INSTRUCTIONS FOR THE TASK » Determine how many lines contain the string "color". Respond with that number and nothing more.

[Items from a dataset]
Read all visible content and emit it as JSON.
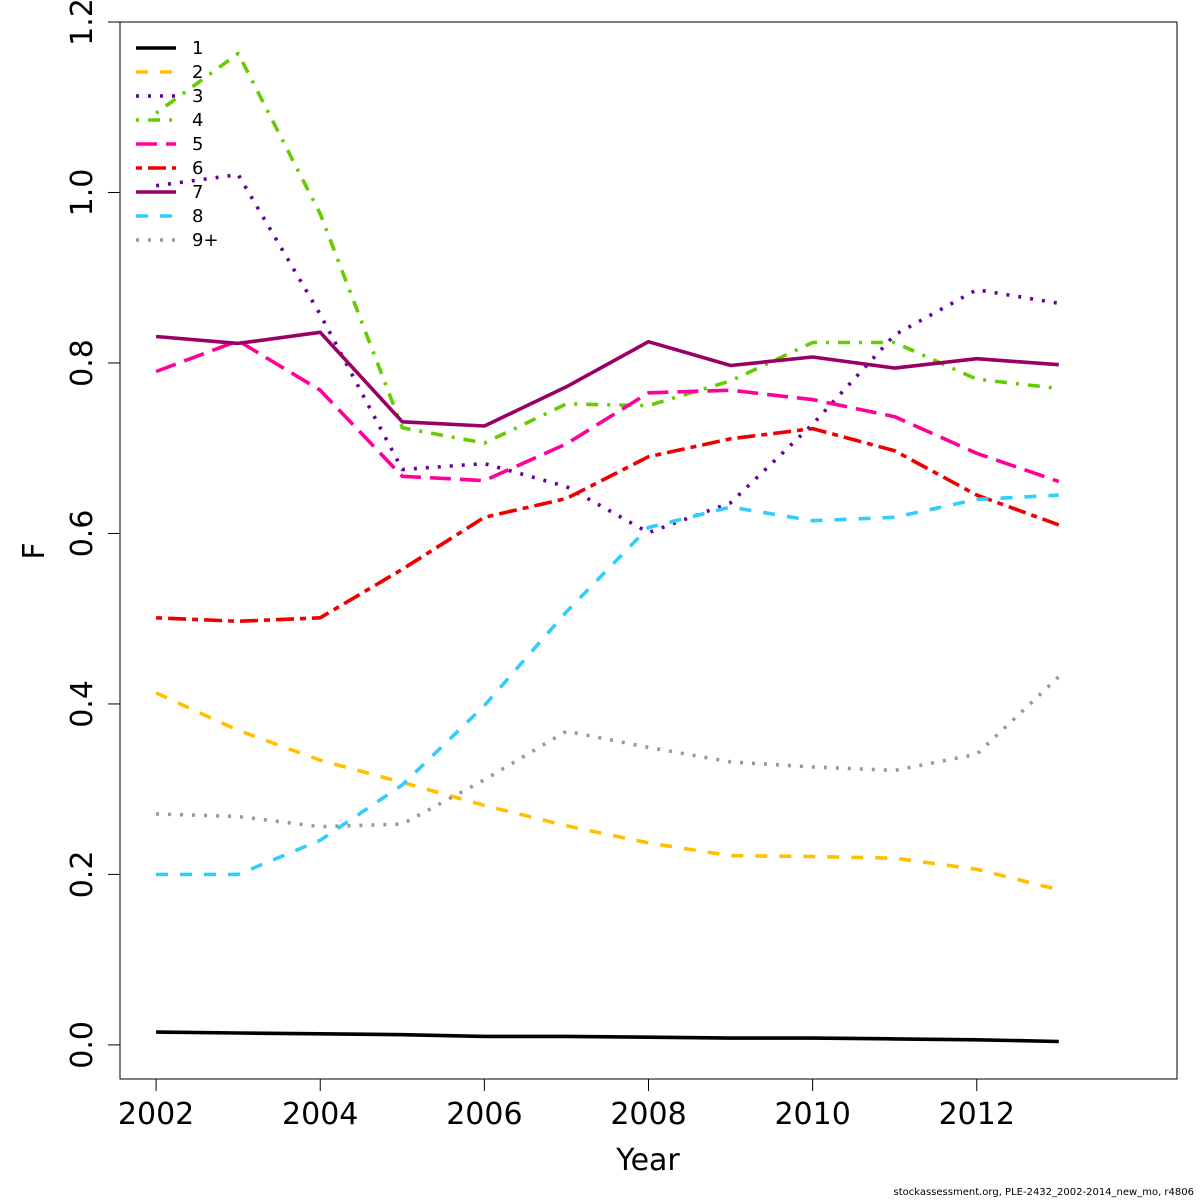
{
  "chart_data": {
    "type": "line",
    "xlabel": "Year",
    "ylabel": "F",
    "xlim": [
      2001.56,
      2014.44
    ],
    "ylim": [
      -0.04,
      1.2
    ],
    "x_ticks": [
      2002,
      2004,
      2006,
      2008,
      2010,
      2012
    ],
    "y_ticks": [
      "0.0",
      "0.2",
      "0.4",
      "0.6",
      "0.8",
      "1.0",
      "1.2"
    ],
    "grid": false,
    "legend_position": "top-left",
    "x": [
      2002,
      2003,
      2004,
      2005,
      2006,
      2007,
      2008,
      2009,
      2010,
      2011,
      2012,
      2013
    ],
    "series": [
      {
        "name": "1",
        "color": "#000000",
        "dash": "solid",
        "values": [
          0.015,
          0.014,
          0.013,
          0.012,
          0.01,
          0.01,
          0.009,
          0.008,
          0.008,
          0.007,
          0.006,
          0.004
        ]
      },
      {
        "name": "2",
        "color": "#FFC000",
        "dash": "dashed",
        "values": [
          0.413,
          0.369,
          0.334,
          0.308,
          0.281,
          0.257,
          0.237,
          0.222,
          0.221,
          0.219,
          0.206,
          0.182
        ]
      },
      {
        "name": "3",
        "color": "#660099",
        "dash": "dotted",
        "values": [
          1.008,
          1.021,
          0.857,
          0.675,
          0.682,
          0.655,
          0.601,
          0.636,
          0.728,
          0.833,
          0.886,
          0.87
        ]
      },
      {
        "name": "4",
        "color": "#66CC00",
        "dash": "dotdash",
        "values": [
          1.093,
          1.163,
          0.975,
          0.724,
          0.706,
          0.752,
          0.75,
          0.779,
          0.824,
          0.824,
          0.781,
          0.77
        ]
      },
      {
        "name": "5",
        "color": "#FF0099",
        "dash": "longdash",
        "values": [
          0.79,
          0.826,
          0.768,
          0.667,
          0.662,
          0.705,
          0.765,
          0.768,
          0.757,
          0.737,
          0.694,
          0.661
        ]
      },
      {
        "name": "6",
        "color": "#EE0000",
        "dash": "twodash",
        "values": [
          0.501,
          0.497,
          0.501,
          0.558,
          0.619,
          0.641,
          0.69,
          0.711,
          0.723,
          0.697,
          0.645,
          0.61
        ]
      },
      {
        "name": "7",
        "color": "#990066",
        "dash": "solid",
        "values": [
          0.831,
          0.823,
          0.836,
          0.731,
          0.726,
          0.772,
          0.825,
          0.797,
          0.807,
          0.794,
          0.805,
          0.798
        ]
      },
      {
        "name": "8",
        "color": "#33CCFF",
        "dash": "dashed",
        "values": [
          0.2,
          0.2,
          0.24,
          0.305,
          0.398,
          0.508,
          0.607,
          0.631,
          0.615,
          0.619,
          0.64,
          0.645
        ]
      },
      {
        "name": "9+",
        "color": "#999999",
        "dash": "dotted",
        "values": [
          0.271,
          0.268,
          0.256,
          0.259,
          0.311,
          0.368,
          0.349,
          0.332,
          0.326,
          0.322,
          0.341,
          0.432
        ]
      }
    ]
  },
  "footer_text": "stockassessment.org, PLE-2432_2002-2014_new_mo, r4806"
}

SOLUTION TO THE EXERCISE » 9